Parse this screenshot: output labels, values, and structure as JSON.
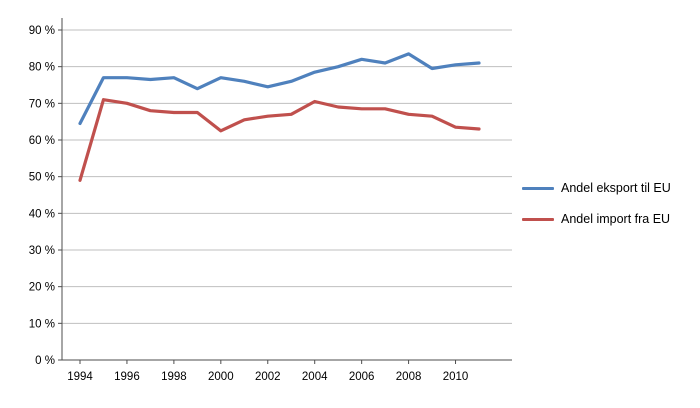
{
  "chart_data": {
    "type": "line",
    "x": [
      1994,
      1995,
      1996,
      1997,
      1998,
      1999,
      2000,
      2001,
      2002,
      2003,
      2004,
      2005,
      2006,
      2007,
      2008,
      2009,
      2010,
      2011
    ],
    "series": [
      {
        "name": "Andel eksport til EU",
        "color": "#4F81BD",
        "values": [
          64.5,
          77,
          77,
          76.5,
          77,
          74,
          77,
          76,
          74.5,
          76,
          78.5,
          80,
          82,
          81,
          83.5,
          79.5,
          80.5,
          81
        ]
      },
      {
        "name": "Andel import fra EU",
        "color": "#C0504D",
        "values": [
          49,
          71,
          70,
          68,
          67.5,
          67.5,
          62.5,
          65.5,
          66.5,
          67,
          70.5,
          69,
          68.5,
          68.5,
          67,
          66.5,
          63.5,
          63
        ]
      }
    ],
    "title": "",
    "xlabel": "",
    "ylabel": "",
    "ylim": [
      0,
      90
    ],
    "ytick_step": 10,
    "ytick_suffix": " %",
    "xticks": [
      1994,
      1996,
      1998,
      2000,
      2002,
      2004,
      2006,
      2008,
      2010
    ],
    "grid": "horizontal",
    "legend_position": "right",
    "colors": {
      "grid": "#bfbfbf",
      "axis": "#4d4d4d"
    }
  },
  "legend": {
    "items": [
      {
        "label": "Andel eksport til EU",
        "color": "#4F81BD"
      },
      {
        "label": "Andel import fra EU",
        "color": "#C0504D"
      }
    ]
  }
}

######

Your instructions: Of the lines in the material, how many hold the word "import"? Reply with the number only.

Problem solution: 2